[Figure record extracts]
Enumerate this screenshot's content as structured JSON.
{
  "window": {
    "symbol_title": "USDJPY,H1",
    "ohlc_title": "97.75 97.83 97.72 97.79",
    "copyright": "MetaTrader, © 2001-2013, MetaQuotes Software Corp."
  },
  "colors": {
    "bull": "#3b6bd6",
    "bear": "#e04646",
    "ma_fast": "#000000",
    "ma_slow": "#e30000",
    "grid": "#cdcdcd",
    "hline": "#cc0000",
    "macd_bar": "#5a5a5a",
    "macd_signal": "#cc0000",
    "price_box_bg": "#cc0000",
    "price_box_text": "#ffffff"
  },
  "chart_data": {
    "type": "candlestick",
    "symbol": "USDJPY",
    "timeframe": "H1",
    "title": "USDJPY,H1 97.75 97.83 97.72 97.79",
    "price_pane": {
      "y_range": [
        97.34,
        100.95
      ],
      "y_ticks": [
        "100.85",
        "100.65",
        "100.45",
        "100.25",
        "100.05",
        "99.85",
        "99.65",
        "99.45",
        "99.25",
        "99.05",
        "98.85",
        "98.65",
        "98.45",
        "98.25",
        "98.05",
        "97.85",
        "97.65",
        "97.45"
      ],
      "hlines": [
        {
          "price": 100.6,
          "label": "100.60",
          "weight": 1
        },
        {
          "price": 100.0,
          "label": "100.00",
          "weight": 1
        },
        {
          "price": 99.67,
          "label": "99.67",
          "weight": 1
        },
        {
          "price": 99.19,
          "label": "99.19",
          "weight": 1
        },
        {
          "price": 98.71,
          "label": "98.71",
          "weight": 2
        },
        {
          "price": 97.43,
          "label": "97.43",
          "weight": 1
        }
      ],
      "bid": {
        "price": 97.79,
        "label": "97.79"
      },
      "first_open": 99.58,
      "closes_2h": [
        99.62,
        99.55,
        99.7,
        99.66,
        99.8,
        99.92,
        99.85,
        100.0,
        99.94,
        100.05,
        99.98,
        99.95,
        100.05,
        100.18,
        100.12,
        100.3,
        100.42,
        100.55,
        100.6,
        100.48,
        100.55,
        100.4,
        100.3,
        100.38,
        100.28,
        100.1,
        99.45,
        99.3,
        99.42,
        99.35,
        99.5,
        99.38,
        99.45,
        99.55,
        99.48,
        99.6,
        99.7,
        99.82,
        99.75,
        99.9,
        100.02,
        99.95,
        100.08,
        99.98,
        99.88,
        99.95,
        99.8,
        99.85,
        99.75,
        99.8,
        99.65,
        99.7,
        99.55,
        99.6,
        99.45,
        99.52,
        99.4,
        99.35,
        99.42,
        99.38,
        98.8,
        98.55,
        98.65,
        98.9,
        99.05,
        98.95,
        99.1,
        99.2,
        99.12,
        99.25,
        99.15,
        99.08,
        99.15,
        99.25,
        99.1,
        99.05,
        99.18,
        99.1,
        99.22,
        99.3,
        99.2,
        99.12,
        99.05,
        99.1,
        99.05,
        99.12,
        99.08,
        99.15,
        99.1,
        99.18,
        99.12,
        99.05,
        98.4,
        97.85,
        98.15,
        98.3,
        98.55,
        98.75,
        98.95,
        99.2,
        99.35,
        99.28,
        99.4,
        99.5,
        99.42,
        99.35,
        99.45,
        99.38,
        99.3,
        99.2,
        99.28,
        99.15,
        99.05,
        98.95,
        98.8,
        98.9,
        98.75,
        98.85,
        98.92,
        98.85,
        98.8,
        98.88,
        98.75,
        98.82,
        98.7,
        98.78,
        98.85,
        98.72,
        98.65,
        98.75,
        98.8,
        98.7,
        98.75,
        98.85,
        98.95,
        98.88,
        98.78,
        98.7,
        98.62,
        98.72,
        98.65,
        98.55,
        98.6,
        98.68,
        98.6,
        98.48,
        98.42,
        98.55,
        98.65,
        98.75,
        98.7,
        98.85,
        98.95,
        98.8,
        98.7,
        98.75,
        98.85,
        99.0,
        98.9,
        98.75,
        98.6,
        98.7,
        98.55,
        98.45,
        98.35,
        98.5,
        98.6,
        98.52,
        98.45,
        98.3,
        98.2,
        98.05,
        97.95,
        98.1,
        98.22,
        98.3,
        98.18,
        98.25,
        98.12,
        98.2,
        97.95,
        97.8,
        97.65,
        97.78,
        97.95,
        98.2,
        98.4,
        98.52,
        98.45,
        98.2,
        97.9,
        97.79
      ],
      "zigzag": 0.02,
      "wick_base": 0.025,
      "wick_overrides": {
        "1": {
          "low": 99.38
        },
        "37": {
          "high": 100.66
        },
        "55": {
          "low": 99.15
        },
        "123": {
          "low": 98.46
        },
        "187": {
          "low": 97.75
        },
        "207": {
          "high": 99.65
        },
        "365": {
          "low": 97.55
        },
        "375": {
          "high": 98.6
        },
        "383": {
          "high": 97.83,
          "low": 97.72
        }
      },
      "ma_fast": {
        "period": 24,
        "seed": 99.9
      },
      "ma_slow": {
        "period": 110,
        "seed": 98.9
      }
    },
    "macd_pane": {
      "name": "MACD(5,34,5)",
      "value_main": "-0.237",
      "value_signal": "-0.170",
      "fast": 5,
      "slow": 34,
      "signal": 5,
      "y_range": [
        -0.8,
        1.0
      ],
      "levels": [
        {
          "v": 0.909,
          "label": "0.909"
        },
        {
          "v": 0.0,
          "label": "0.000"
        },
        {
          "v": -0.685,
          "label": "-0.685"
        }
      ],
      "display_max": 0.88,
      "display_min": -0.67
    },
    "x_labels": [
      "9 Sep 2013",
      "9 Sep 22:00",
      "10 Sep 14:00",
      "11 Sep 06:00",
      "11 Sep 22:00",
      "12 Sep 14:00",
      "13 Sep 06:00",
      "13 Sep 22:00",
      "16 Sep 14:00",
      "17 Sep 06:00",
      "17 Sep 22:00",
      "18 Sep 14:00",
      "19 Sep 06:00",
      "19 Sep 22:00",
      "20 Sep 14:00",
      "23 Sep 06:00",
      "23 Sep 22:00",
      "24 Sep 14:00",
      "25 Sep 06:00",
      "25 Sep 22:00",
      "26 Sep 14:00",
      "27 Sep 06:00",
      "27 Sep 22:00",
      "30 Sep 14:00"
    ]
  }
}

WHAT IS BEING ASKED >>
Your task is to print the whole listing again exactly.

COMPLETE ANSWER >>
Enumerate this screenshot's content as structured JSON.
{
  "window": {
    "symbol_title": "USDJPY,H1",
    "ohlc_title": "97.75 97.83 97.72 97.79",
    "copyright": "MetaTrader, © 2001-2013, MetaQuotes Software Corp."
  },
  "colors": {
    "bull": "#3b6bd6",
    "bear": "#e04646",
    "ma_fast": "#000000",
    "ma_slow": "#e30000",
    "grid": "#cdcdcd",
    "hline": "#cc0000",
    "macd_bar": "#5a5a5a",
    "macd_signal": "#cc0000",
    "price_box_bg": "#cc0000",
    "price_box_text": "#ffffff"
  },
  "chart_data": {
    "type": "candlestick",
    "symbol": "USDJPY",
    "timeframe": "H1",
    "title": "USDJPY,H1 97.75 97.83 97.72 97.79",
    "price_pane": {
      "y_range": [
        97.34,
        100.95
      ],
      "y_ticks": [
        "100.85",
        "100.65",
        "100.45",
        "100.25",
        "100.05",
        "99.85",
        "99.65",
        "99.45",
        "99.25",
        "99.05",
        "98.85",
        "98.65",
        "98.45",
        "98.25",
        "98.05",
        "97.85",
        "97.65",
        "97.45"
      ],
      "hlines": [
        {
          "price": 100.6,
          "label": "100.60",
          "weight": 1
        },
        {
          "price": 100.0,
          "label": "100.00",
          "weight": 1
        },
        {
          "price": 99.67,
          "label": "99.67",
          "weight": 1
        },
        {
          "price": 99.19,
          "label": "99.19",
          "weight": 1
        },
        {
          "price": 98.71,
          "label": "98.71",
          "weight": 2
        },
        {
          "price": 97.43,
          "label": "97.43",
          "weight": 1
        }
      ],
      "bid": {
        "price": 97.79,
        "label": "97.79"
      },
      "first_open": 99.58,
      "closes_2h": [
        99.62,
        99.55,
        99.7,
        99.66,
        99.8,
        99.92,
        99.85,
        100.0,
        99.94,
        100.05,
        99.98,
        99.95,
        100.05,
        100.18,
        100.12,
        100.3,
        100.42,
        100.55,
        100.6,
        100.48,
        100.55,
        100.4,
        100.3,
        100.38,
        100.28,
        100.1,
        99.45,
        99.3,
        99.42,
        99.35,
        99.5,
        99.38,
        99.45,
        99.55,
        99.48,
        99.6,
        99.7,
        99.82,
        99.75,
        99.9,
        100.02,
        99.95,
        100.08,
        99.98,
        99.88,
        99.95,
        99.8,
        99.85,
        99.75,
        99.8,
        99.65,
        99.7,
        99.55,
        99.6,
        99.45,
        99.52,
        99.4,
        99.35,
        99.42,
        99.38,
        98.8,
        98.55,
        98.65,
        98.9,
        99.05,
        98.95,
        99.1,
        99.2,
        99.12,
        99.25,
        99.15,
        99.08,
        99.15,
        99.25,
        99.1,
        99.05,
        99.18,
        99.1,
        99.22,
        99.3,
        99.2,
        99.12,
        99.05,
        99.1,
        99.05,
        99.12,
        99.08,
        99.15,
        99.1,
        99.18,
        99.12,
        99.05,
        98.4,
        97.85,
        98.15,
        98.3,
        98.55,
        98.75,
        98.95,
        99.2,
        99.35,
        99.28,
        99.4,
        99.5,
        99.42,
        99.35,
        99.45,
        99.38,
        99.3,
        99.2,
        99.28,
        99.15,
        99.05,
        98.95,
        98.8,
        98.9,
        98.75,
        98.85,
        98.92,
        98.85,
        98.8,
        98.88,
        98.75,
        98.82,
        98.7,
        98.78,
        98.85,
        98.72,
        98.65,
        98.75,
        98.8,
        98.7,
        98.75,
        98.85,
        98.95,
        98.88,
        98.78,
        98.7,
        98.62,
        98.72,
        98.65,
        98.55,
        98.6,
        98.68,
        98.6,
        98.48,
        98.42,
        98.55,
        98.65,
        98.75,
        98.7,
        98.85,
        98.95,
        98.8,
        98.7,
        98.75,
        98.85,
        99.0,
        98.9,
        98.75,
        98.6,
        98.7,
        98.55,
        98.45,
        98.35,
        98.5,
        98.6,
        98.52,
        98.45,
        98.3,
        98.2,
        98.05,
        97.95,
        98.1,
        98.22,
        98.3,
        98.18,
        98.25,
        98.12,
        98.2,
        97.95,
        97.8,
        97.65,
        97.78,
        97.95,
        98.2,
        98.4,
        98.52,
        98.45,
        98.2,
        97.9,
        97.79
      ],
      "zigzag": 0.02,
      "wick_base": 0.025,
      "wick_overrides": {
        "1": {
          "low": 99.38
        },
        "37": {
          "high": 100.66
        },
        "55": {
          "low": 99.15
        },
        "123": {
          "low": 98.46
        },
        "187": {
          "low": 97.75
        },
        "207": {
          "high": 99.65
        },
        "365": {
          "low": 97.55
        },
        "375": {
          "high": 98.6
        },
        "383": {
          "high": 97.83,
          "low": 97.72
        }
      },
      "ma_fast": {
        "period": 24,
        "seed": 99.9
      },
      "ma_slow": {
        "period": 110,
        "seed": 98.9
      }
    },
    "macd_pane": {
      "name": "MACD(5,34,5)",
      "value_main": "-0.237",
      "value_signal": "-0.170",
      "fast": 5,
      "slow": 34,
      "signal": 5,
      "y_range": [
        -0.8,
        1.0
      ],
      "levels": [
        {
          "v": 0.909,
          "label": "0.909"
        },
        {
          "v": 0.0,
          "label": "0.000"
        },
        {
          "v": -0.685,
          "label": "-0.685"
        }
      ],
      "display_max": 0.88,
      "display_min": -0.67
    },
    "x_labels": [
      "9 Sep 2013",
      "9 Sep 22:00",
      "10 Sep 14:00",
      "11 Sep 06:00",
      "11 Sep 22:00",
      "12 Sep 14:00",
      "13 Sep 06:00",
      "13 Sep 22:00",
      "16 Sep 14:00",
      "17 Sep 06:00",
      "17 Sep 22:00",
      "18 Sep 14:00",
      "19 Sep 06:00",
      "19 Sep 22:00",
      "20 Sep 14:00",
      "23 Sep 06:00",
      "23 Sep 22:00",
      "24 Sep 14:00",
      "25 Sep 06:00",
      "25 Sep 22:00",
      "26 Sep 14:00",
      "27 Sep 06:00",
      "27 Sep 22:00",
      "30 Sep 14:00"
    ]
  }
}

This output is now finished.